**TEXTE FOURNI**
+ + + +

Actuellement, à Cuba, toute personne testée positive est orientée vers un centre de santé, et mise en observation durant une quatorzaine obligatoire. Les individus présentant des symptômes sont, selon leur niveau de gravité, dirigés vers le système hospitalier. La jeunesse est dans son ensemble mobilisée pour participer à des actions de prévention et de soutien : « A l’ISRI, où j’enseigne, des étudiants se portent régulièrement volontaires pour des missions auprès de la population et dans les centres de santé. Cela fait partie de leur formation de citoyens, et nous les y aidons. ».

Actuellement, les chercheurs du Finlay Vaccine Institute (FVI) travaillent sur les vaccins « Soberana » se déclinant en versions 01, 02 et Plus. Le « Soberana Plus », premier au monde de ce type, sera réservé aux personnes ayant déjà contracté la Covid-19, mais ne possédant pas, après cet épisode infectieux, suffisamment d’anticorps. Le Centre d’Ingénierie Génétique et de Biotechnologie (CIGB) développe les vaccins « Abdala » et « Mambisa », ce dernier ayant la particularité de s’administrer aussi en pulvérisation via la muqueuse nasale. Il sera réservé aux enfants et aux personnes fragilisées par l’âge ou des pathologies très invalidantes.

Ces quatre vaccins fonctionnent sur un schéma similaire. Ils se basent sur le « Receptor Bindig Domain » (RBD), partie de la protéine Spike assurant la liaison du virus avec les cellules cibles. C’est le contact avec une protéine du RBD introduite dans un vaccin, qui génère la plus grande quantité d’anticorps neutralisants.

+ + + +

**ENTRÉES DE DONNÉES**
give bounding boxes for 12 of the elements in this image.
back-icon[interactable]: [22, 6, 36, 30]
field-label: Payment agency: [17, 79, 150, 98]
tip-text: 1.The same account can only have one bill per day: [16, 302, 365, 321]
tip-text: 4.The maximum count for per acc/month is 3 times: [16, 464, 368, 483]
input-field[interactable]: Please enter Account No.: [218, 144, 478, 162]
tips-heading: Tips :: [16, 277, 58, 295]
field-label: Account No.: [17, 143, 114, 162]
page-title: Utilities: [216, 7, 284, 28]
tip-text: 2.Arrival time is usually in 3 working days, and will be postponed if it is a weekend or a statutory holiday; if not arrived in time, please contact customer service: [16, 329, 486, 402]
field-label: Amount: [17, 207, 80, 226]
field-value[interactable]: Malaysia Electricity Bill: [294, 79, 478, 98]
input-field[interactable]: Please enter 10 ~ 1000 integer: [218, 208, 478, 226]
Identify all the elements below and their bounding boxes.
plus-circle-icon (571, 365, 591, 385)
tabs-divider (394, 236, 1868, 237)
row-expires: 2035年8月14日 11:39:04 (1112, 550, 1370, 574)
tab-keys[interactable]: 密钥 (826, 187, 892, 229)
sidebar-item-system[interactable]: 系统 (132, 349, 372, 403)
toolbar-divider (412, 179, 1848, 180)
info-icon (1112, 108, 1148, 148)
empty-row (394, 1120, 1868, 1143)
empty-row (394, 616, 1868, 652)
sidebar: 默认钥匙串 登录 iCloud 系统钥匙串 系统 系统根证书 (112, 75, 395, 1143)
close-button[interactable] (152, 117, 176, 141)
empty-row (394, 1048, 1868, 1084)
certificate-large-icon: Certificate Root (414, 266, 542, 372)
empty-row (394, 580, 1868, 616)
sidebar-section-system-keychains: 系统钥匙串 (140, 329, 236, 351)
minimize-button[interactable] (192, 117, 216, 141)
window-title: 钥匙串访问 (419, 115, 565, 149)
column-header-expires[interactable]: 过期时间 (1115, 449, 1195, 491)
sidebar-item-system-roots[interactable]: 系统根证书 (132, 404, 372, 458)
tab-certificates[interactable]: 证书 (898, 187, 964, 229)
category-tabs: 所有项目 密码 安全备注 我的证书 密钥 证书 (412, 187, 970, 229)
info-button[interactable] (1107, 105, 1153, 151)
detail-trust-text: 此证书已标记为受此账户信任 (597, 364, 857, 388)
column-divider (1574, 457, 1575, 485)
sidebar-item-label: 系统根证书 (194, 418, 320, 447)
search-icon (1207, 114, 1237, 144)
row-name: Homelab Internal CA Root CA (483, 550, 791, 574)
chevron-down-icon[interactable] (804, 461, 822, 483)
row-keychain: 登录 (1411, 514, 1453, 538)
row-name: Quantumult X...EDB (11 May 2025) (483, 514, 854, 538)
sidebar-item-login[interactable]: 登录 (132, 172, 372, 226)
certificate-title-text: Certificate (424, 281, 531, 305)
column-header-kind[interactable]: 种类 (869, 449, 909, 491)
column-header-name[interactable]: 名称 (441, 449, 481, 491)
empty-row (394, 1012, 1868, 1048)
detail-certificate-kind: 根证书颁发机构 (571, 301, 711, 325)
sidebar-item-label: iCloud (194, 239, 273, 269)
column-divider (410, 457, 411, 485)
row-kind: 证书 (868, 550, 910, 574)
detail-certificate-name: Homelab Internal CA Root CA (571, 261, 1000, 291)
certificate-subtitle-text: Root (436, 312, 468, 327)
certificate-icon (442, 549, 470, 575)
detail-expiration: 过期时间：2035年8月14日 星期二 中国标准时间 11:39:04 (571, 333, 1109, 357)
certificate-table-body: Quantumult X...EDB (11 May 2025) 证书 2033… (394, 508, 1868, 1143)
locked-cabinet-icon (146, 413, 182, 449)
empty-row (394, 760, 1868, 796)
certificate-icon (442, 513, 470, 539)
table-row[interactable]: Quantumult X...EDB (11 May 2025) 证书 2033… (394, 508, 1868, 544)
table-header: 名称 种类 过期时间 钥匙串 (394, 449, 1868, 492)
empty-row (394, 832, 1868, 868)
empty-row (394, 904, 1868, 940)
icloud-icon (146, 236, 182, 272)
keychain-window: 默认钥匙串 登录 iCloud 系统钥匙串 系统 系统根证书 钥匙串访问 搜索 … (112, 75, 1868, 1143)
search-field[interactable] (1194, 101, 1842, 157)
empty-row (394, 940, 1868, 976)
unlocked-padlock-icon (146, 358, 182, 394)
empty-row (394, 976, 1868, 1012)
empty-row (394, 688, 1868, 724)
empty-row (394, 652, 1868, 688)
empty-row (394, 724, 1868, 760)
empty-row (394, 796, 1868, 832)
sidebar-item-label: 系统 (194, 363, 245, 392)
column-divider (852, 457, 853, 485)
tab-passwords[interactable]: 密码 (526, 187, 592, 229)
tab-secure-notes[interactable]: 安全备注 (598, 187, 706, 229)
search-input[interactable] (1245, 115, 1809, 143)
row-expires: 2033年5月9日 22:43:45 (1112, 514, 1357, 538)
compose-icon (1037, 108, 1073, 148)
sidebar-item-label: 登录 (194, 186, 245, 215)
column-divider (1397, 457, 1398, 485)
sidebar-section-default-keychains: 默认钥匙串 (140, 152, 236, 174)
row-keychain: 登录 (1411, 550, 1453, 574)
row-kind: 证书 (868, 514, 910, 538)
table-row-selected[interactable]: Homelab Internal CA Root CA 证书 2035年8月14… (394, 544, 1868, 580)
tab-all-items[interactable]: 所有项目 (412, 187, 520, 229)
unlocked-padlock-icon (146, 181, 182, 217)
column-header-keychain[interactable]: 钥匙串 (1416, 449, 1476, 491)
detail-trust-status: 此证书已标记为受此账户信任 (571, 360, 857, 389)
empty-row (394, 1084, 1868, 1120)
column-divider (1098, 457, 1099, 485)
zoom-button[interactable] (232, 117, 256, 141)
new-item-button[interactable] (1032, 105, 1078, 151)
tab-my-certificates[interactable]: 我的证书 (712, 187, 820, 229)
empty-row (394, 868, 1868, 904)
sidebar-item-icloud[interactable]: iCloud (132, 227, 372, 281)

+ + + +

**CONSIGNE**
Poursuivez le texte fourni sur la lutte contre la Covid-19 à Cuba et ses vaccins, à la suite de sa dernière phrase.

**RÉPONSE ATTENDUE**
Le « Soberana 02 » est un vaccin conjugué, associant le RBD à l’anatoxine tétanique, afin de renforcer la réponse immunitaire. Les vaccins « Abdala » et « Mambisa » insèrent des informations génétiques dans la levure « Pichia Pastoris ». Ils s’appuient sur les excellents résultats obtenus par le CIGB, avec ses vaccins contre l’hépatite B, utilisés à Cuba depuis 25 ans.

Le « Mambisa » contient également une partie de protéine du virus de l’hépatite B, afin de stimuler d’autant plus le système immunitaire. Par ailleurs, tous ces vaccins ont l’avantage de se conserver entre 2°C et 8°C. Le 5 avril dernier, « Soberana 02 » et « Abdala » en phase III des essais cliniques (évaluation efficacité et bénéfices/risques), sont passés à l’étape de l’injection de la seconde dose.

Pour Leyde Ernesto Rodríguez Hernández, le processus est en bonne voie : « A La Havane, 150.000 agents de santé de première ligne et 1,7 million d’habitants achèvent actuellement leur parcours vaccinal sans incidents. Nous comptons d’ici août, atteindre les 6 millions de Cubains vaccinés, et pour décembre 11 millions, soit la quasi-totalité de la population. ». A titre de comparaison avec les pays européens, Cuba et le Portugal ont quelques similarités en termes de superficie, de nombre d’habitants et de culture vaccinale.

En 2020 l’économie du tourisme a été fortement impactée par la pandémie. Seulement un million de voyageurs est arrivé sur l’île, soit 22% du nombre attendu pour l’année. L’extension de la pandémie aux Amériques a aussi provoqué confinement et ralentissement de l’économie à Cuba. En janvier et février 2021, les arrivées de touristes ont chuté de 95,5%, par rapport à l’année précédente. S’il importe aussi au gouvernement cubain de relancer cette locomotive de l’économie, la protection de la population passe néanmoins au premier plan, ainsi que la mise à disposition des vaccins cubains à des pays pauvres, sans spéculation sur leurs coûts.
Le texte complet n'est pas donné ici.